— START Data section —
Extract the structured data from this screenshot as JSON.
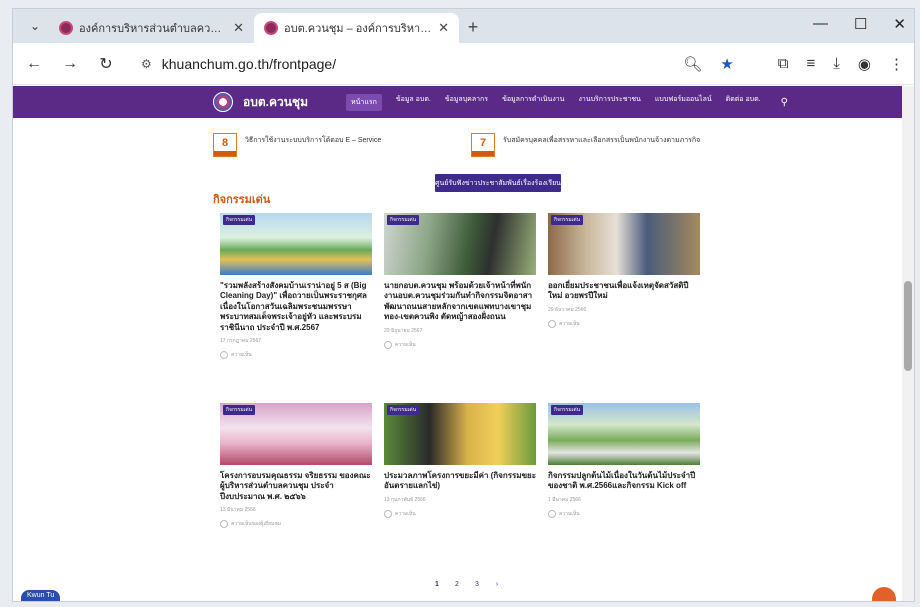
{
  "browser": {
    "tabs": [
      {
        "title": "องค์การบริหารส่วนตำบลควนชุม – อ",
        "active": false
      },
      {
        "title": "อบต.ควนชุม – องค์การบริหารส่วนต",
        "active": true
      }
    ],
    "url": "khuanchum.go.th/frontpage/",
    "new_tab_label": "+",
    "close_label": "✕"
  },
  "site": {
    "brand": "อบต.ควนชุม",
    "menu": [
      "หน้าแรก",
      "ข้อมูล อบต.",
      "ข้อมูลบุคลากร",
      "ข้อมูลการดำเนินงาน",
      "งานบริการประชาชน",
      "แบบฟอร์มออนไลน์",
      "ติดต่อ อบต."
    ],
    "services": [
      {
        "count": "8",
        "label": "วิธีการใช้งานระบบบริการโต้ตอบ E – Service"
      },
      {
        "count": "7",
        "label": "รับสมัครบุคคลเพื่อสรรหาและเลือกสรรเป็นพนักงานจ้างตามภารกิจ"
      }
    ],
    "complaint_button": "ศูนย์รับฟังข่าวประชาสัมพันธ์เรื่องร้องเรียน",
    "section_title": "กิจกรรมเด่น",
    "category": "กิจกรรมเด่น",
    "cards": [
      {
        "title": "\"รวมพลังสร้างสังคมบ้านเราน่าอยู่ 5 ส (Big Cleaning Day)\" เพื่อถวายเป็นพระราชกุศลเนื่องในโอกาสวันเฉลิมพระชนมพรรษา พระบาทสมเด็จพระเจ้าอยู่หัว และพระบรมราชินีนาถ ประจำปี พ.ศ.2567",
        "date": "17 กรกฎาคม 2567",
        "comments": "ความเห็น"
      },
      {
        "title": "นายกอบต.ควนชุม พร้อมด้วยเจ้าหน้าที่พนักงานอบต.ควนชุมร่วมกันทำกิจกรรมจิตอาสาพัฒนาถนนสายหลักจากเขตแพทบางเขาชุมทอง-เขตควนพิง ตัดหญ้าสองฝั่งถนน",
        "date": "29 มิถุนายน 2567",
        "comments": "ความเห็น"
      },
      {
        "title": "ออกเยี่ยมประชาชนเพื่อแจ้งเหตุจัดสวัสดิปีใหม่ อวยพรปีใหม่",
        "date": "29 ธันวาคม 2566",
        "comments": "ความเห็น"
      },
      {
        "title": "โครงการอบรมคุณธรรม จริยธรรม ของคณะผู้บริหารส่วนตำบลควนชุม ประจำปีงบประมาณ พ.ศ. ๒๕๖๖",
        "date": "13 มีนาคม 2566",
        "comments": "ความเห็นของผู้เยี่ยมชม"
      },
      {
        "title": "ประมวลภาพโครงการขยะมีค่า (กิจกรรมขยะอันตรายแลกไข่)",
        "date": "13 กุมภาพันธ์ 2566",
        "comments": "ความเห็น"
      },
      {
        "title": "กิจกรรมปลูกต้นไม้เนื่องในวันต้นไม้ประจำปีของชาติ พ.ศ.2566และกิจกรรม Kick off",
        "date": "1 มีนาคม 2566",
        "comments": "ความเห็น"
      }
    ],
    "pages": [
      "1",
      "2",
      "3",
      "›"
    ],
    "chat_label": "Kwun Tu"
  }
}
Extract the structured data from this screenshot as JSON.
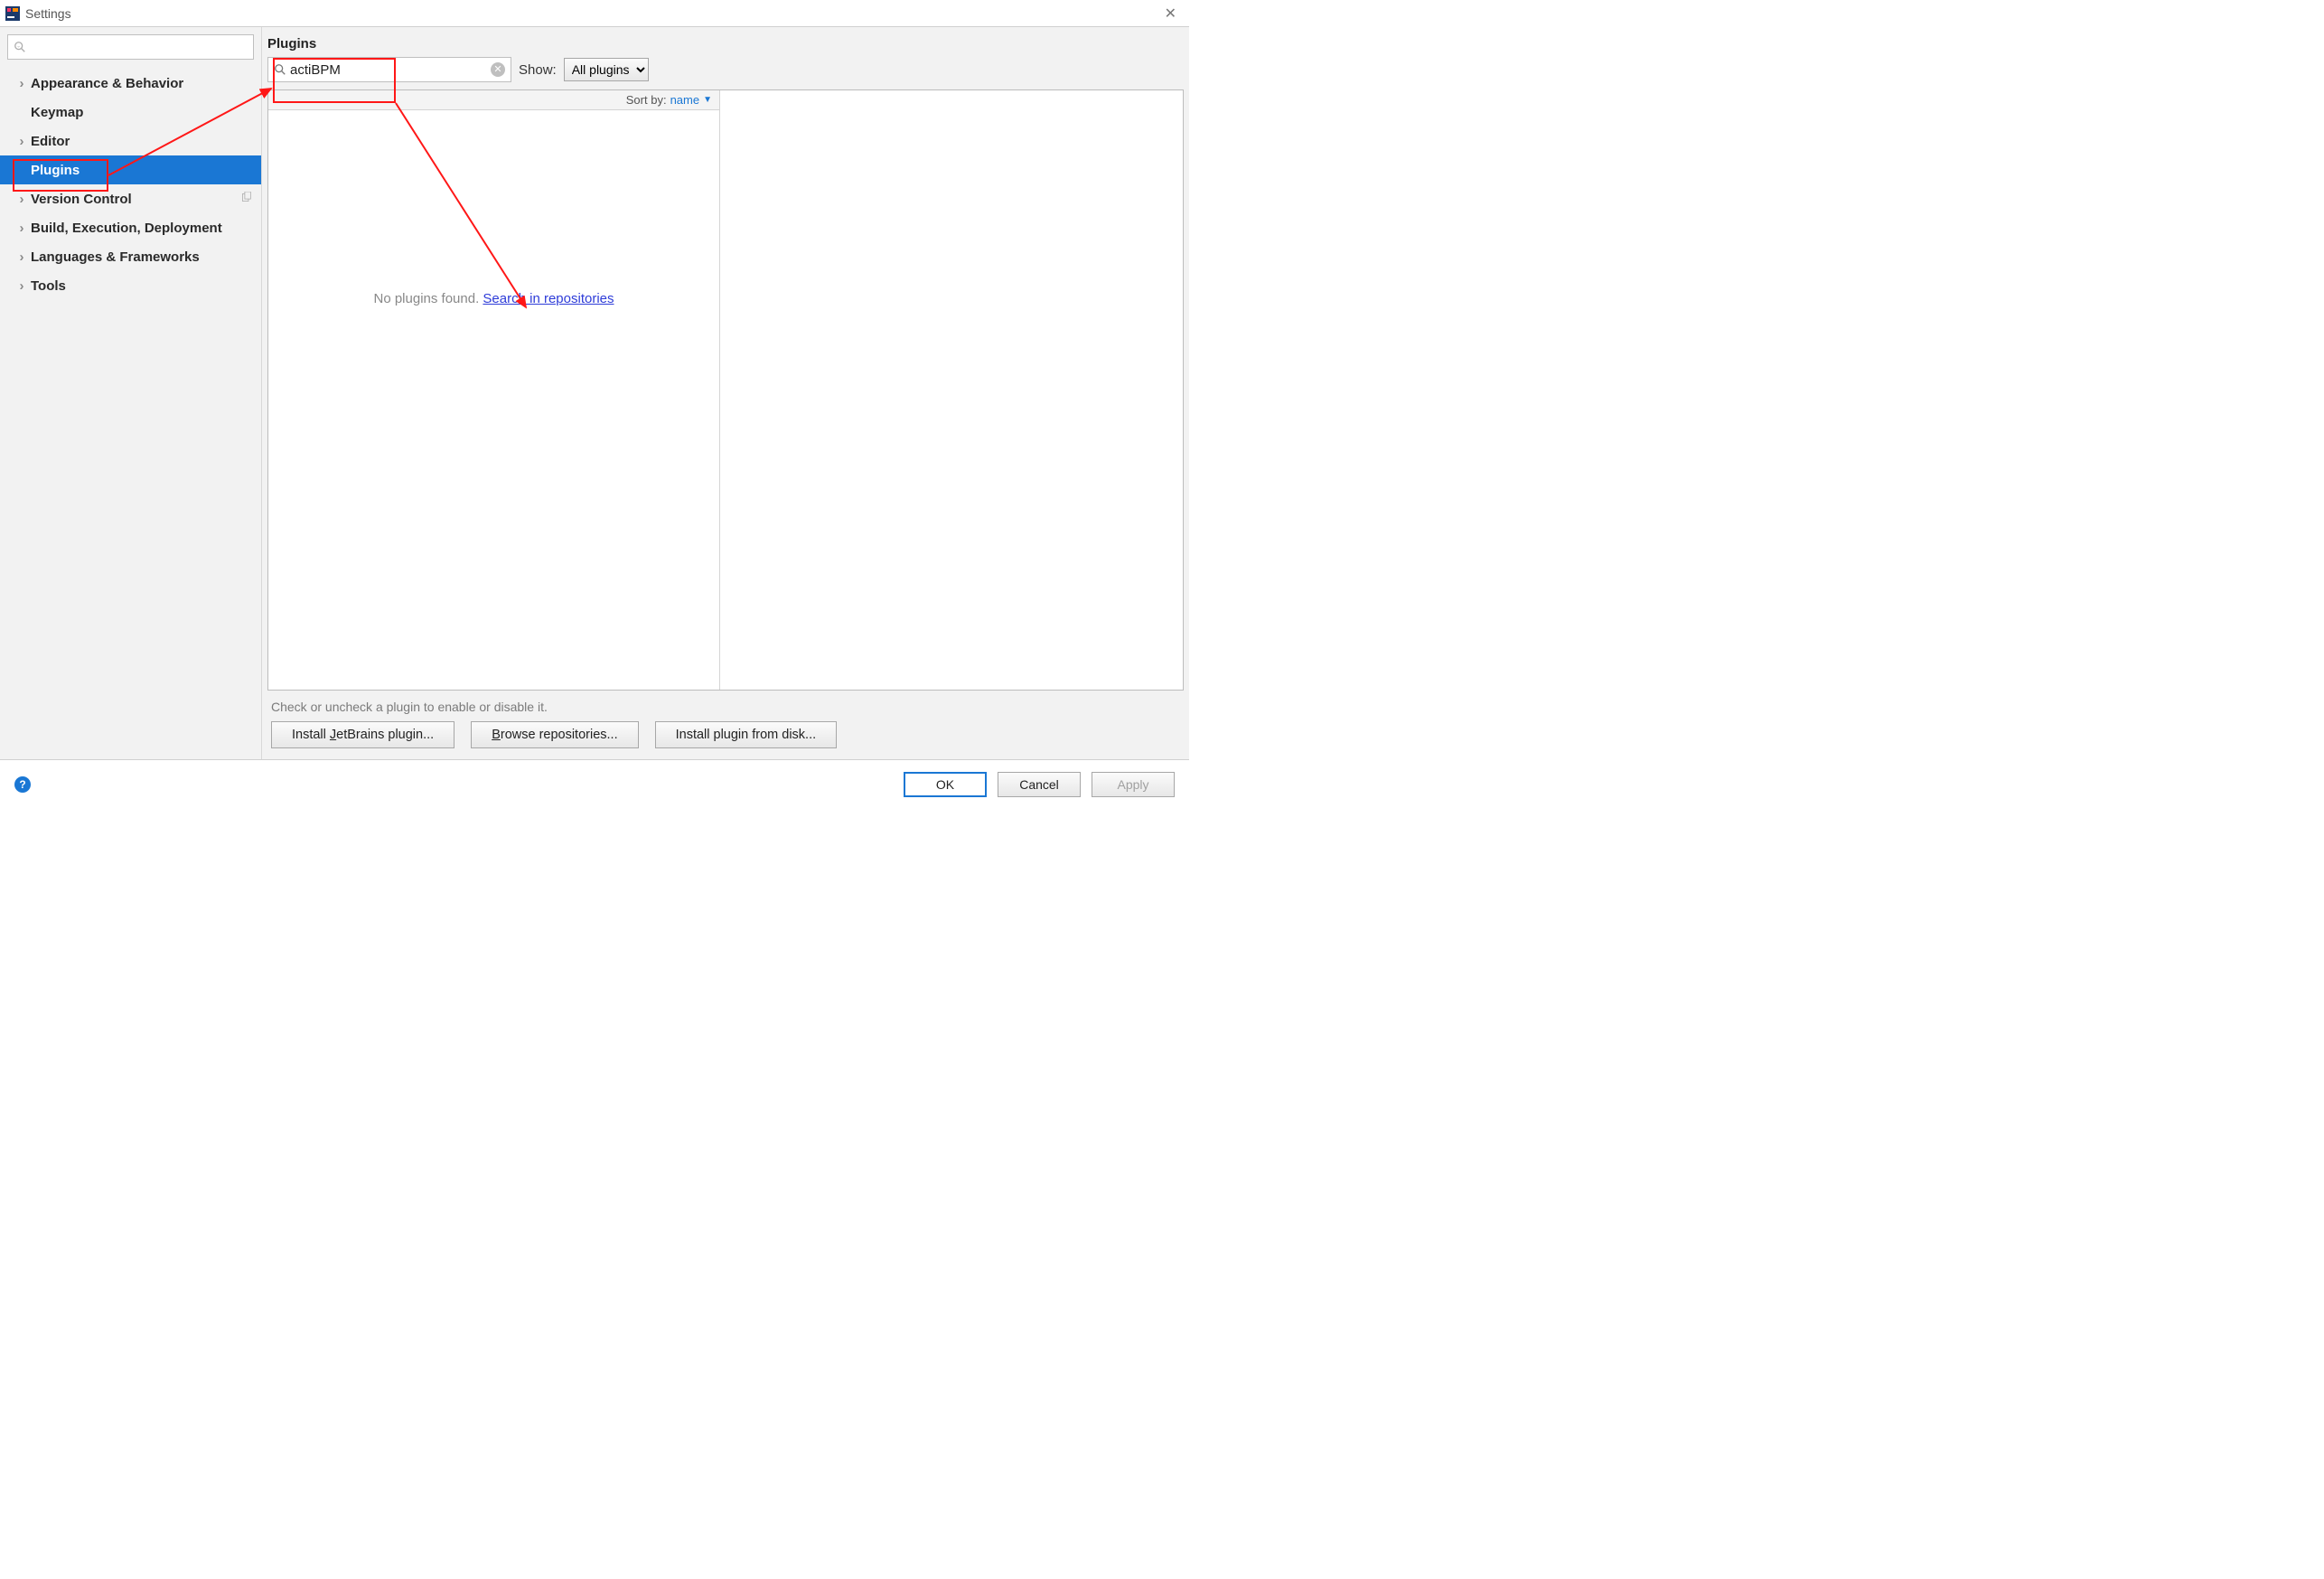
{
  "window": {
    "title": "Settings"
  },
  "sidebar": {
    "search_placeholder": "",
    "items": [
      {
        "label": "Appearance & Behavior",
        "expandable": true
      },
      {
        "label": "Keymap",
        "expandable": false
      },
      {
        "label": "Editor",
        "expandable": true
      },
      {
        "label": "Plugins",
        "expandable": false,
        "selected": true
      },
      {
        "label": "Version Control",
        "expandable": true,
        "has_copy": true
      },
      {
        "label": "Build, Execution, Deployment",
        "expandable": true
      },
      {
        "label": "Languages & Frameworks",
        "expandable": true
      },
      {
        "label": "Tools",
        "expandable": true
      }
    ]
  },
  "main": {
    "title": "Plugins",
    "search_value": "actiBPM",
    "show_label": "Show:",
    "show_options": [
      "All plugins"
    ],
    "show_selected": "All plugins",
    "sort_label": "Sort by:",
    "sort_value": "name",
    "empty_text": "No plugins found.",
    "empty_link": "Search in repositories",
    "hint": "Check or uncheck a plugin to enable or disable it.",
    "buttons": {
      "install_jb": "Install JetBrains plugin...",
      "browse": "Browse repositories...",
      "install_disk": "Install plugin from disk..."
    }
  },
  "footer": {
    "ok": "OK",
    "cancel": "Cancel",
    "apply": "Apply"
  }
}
— END Data section —
| Exercise instructions |
Copy each line from the data above that includes "จกรรมเด".

| Solved problem |
    "section_title": "กิจกรรมเด่น",
    "category": "กิจกรรมเด่น",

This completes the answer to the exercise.